Short exercise: Within the records that follow, find every line containing the string "supply". Copy those lines.

Collected data
------------
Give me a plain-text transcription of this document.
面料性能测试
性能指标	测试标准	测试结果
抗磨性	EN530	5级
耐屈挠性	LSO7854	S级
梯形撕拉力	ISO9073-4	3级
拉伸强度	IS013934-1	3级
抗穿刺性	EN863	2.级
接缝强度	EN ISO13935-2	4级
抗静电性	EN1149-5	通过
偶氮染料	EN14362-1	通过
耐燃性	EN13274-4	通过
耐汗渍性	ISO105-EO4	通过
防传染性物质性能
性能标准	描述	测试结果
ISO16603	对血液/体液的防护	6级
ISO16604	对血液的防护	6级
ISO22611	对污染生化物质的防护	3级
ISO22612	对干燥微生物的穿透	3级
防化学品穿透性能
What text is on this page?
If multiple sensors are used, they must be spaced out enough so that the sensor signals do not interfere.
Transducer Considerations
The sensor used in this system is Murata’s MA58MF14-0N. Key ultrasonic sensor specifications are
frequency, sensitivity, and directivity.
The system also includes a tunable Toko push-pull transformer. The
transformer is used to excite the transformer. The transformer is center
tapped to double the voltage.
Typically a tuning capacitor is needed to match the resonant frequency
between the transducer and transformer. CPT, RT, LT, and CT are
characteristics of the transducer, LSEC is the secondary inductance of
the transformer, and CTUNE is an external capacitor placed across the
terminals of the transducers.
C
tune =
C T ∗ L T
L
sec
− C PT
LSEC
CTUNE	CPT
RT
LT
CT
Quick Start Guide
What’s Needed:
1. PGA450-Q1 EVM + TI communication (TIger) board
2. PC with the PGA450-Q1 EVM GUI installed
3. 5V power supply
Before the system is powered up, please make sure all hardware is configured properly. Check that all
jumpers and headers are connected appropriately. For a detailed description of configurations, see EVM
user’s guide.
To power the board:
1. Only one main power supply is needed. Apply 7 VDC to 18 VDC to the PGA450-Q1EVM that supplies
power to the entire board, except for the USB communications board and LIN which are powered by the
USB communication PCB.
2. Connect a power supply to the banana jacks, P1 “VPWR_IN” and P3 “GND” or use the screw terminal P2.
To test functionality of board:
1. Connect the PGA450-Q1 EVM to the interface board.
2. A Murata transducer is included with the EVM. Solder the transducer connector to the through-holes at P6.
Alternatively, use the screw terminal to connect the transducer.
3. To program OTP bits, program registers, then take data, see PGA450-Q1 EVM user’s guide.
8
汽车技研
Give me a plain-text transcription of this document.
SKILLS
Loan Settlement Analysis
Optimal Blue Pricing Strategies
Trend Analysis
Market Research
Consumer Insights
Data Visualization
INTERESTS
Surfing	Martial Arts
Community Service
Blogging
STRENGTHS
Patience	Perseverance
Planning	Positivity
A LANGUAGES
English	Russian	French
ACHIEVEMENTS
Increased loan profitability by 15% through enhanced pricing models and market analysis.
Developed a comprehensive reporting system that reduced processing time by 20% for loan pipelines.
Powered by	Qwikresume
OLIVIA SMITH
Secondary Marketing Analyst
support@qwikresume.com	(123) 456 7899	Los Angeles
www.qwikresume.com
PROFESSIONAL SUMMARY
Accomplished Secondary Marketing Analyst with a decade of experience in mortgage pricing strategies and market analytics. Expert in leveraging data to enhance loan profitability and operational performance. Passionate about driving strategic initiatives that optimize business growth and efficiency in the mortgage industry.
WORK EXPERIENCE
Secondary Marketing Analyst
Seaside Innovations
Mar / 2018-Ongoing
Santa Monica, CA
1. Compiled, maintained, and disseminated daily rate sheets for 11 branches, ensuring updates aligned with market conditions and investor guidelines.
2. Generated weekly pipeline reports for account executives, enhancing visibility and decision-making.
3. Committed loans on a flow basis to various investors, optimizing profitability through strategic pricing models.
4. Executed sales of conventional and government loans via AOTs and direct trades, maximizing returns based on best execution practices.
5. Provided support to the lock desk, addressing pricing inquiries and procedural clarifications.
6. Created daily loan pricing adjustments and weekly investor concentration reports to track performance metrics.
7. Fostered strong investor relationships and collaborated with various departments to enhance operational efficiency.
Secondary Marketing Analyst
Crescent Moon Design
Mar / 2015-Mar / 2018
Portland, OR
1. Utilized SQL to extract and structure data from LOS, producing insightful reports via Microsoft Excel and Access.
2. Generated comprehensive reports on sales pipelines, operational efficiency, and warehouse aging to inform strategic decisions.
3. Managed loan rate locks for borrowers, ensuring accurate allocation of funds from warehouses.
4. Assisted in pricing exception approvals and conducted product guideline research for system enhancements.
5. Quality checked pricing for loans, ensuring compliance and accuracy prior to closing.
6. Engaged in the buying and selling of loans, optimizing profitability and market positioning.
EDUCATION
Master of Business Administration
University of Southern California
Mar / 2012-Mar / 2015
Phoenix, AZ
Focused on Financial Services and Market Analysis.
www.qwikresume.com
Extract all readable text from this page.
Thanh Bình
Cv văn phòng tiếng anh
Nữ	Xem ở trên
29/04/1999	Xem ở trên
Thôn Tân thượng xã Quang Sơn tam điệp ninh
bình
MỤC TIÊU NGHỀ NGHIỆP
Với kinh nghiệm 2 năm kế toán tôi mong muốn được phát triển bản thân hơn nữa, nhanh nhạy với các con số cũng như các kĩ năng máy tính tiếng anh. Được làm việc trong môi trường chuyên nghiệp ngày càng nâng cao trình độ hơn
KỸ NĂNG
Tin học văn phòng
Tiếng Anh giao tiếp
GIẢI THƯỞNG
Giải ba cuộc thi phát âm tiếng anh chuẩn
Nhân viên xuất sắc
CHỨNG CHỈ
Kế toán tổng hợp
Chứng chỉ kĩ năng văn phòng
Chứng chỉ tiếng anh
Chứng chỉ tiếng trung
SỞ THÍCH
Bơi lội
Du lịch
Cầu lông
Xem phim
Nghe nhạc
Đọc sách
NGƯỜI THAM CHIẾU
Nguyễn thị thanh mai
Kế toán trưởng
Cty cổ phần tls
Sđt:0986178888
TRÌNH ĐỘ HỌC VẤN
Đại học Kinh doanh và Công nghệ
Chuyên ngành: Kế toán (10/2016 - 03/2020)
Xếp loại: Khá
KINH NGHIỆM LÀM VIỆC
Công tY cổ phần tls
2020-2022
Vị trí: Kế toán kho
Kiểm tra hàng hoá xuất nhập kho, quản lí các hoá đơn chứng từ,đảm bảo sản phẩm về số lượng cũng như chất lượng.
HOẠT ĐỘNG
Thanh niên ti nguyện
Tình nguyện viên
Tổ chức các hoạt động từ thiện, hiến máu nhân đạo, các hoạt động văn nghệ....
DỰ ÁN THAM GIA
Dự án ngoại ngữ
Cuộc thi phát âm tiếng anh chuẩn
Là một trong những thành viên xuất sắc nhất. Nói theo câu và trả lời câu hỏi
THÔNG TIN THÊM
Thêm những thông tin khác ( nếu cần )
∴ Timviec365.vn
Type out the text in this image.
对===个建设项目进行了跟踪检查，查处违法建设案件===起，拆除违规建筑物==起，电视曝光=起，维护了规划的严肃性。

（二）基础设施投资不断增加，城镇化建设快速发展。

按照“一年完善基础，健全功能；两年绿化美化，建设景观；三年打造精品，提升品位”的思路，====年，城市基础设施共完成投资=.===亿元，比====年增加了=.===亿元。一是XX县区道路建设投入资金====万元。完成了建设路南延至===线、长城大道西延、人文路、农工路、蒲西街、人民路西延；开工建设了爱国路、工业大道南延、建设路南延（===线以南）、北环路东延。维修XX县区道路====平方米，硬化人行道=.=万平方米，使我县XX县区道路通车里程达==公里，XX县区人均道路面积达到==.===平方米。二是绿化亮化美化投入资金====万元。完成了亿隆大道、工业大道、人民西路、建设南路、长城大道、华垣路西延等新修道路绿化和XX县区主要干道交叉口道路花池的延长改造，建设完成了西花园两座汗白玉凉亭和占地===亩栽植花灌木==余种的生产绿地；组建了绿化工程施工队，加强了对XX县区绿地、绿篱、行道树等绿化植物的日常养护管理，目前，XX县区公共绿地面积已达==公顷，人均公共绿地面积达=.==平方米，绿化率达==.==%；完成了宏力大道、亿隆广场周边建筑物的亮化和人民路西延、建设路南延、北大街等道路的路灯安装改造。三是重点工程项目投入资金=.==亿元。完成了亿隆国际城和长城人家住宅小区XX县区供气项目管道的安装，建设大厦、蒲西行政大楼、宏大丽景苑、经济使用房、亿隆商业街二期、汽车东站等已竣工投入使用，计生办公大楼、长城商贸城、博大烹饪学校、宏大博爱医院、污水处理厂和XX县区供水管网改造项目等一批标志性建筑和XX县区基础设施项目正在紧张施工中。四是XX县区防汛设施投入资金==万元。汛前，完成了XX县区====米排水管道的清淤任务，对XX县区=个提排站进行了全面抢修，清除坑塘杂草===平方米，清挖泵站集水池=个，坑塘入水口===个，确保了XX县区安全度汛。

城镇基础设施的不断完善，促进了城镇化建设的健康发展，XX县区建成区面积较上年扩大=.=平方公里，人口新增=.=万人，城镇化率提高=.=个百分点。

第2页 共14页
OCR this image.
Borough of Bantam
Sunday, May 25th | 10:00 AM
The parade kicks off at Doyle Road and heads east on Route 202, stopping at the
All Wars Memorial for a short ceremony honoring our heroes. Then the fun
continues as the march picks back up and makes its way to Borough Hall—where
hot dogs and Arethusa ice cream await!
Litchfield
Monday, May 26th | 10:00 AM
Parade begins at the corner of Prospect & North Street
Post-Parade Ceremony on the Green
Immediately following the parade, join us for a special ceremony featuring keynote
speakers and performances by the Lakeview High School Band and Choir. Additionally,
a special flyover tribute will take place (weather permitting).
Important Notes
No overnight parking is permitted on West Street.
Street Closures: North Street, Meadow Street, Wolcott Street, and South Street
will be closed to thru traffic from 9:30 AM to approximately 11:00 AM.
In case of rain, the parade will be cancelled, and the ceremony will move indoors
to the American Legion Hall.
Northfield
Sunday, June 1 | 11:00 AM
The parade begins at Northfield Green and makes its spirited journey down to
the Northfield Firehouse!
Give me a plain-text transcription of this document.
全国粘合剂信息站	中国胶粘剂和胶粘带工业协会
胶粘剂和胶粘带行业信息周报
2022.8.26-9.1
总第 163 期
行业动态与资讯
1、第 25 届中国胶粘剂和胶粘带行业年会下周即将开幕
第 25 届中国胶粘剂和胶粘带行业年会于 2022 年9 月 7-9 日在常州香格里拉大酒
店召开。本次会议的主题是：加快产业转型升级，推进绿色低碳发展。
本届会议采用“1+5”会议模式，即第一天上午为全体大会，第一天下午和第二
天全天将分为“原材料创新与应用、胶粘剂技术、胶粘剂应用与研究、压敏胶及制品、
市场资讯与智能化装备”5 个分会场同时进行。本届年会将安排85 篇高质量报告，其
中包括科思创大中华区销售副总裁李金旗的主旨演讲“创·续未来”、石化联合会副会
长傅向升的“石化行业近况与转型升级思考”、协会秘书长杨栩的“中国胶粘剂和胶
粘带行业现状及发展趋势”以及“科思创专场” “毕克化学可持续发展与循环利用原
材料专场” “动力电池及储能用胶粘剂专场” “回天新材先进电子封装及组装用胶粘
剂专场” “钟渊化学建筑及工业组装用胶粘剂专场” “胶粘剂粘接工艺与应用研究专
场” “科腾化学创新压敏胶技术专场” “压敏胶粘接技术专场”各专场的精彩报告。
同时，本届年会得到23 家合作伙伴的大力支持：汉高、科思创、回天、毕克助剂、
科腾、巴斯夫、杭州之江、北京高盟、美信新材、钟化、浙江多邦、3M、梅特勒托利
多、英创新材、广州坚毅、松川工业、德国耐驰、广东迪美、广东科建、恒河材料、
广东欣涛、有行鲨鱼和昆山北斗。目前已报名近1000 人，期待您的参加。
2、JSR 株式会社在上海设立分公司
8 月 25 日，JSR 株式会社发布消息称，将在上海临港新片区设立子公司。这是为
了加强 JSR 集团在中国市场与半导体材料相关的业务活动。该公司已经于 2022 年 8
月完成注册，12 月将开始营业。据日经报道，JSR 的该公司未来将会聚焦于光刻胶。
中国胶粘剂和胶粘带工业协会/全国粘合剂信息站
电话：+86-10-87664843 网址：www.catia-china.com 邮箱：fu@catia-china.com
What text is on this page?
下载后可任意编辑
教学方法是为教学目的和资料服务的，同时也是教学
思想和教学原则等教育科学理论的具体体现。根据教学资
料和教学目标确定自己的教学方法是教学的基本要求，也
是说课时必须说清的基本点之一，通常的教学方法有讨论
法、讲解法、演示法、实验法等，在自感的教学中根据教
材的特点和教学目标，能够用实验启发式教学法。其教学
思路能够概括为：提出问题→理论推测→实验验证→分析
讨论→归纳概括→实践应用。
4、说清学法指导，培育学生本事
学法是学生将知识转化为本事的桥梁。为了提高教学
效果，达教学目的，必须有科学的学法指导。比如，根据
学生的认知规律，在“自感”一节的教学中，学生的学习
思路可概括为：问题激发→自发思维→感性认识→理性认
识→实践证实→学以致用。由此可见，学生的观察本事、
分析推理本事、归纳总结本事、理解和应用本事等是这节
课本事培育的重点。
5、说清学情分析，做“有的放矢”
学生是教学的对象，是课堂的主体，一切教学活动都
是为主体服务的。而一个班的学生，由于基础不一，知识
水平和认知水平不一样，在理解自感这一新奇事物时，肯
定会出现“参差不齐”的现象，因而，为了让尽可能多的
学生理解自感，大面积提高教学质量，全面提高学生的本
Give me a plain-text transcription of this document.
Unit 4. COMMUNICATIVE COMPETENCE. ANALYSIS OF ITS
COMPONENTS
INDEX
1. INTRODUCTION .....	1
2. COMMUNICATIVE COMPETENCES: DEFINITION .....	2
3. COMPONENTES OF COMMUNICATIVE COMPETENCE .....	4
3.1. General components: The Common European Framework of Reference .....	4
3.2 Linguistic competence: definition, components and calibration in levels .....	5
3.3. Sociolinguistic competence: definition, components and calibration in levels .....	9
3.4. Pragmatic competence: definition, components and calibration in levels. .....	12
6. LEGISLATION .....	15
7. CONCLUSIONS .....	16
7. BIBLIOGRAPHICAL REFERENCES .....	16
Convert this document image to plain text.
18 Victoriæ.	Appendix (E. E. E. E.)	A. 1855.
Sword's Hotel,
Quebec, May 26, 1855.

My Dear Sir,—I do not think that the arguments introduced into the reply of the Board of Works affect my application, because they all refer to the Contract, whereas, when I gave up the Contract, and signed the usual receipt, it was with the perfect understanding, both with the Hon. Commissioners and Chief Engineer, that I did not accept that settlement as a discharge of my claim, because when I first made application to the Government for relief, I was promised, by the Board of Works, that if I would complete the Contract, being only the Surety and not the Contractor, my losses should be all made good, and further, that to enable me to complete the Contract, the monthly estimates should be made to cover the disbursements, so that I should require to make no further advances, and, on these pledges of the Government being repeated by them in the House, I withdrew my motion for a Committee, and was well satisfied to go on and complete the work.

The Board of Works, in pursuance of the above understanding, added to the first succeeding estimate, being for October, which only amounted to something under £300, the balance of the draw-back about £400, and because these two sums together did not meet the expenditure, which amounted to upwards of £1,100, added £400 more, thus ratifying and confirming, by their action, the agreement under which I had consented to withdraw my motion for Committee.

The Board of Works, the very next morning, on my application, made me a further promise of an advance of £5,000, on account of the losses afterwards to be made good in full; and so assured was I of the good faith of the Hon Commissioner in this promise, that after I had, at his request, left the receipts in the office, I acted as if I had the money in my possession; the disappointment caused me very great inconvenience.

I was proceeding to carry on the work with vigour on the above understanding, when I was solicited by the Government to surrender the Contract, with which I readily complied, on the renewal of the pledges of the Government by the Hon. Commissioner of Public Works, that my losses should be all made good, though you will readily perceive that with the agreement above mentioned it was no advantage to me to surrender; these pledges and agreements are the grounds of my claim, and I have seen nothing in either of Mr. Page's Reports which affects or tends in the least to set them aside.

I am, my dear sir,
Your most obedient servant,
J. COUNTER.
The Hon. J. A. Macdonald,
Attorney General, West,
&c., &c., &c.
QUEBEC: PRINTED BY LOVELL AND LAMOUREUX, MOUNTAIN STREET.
------------
Written answer:
3. 5V power supply
1. Only one main power supply is needed. Apply 7 VDC to 18 VDC to the PGA450-Q1EVM that supplies
2. Connect a power supply to the banana jacks, P1 “VPWR_IN” and P3 “GND” or use the screw terminal P2.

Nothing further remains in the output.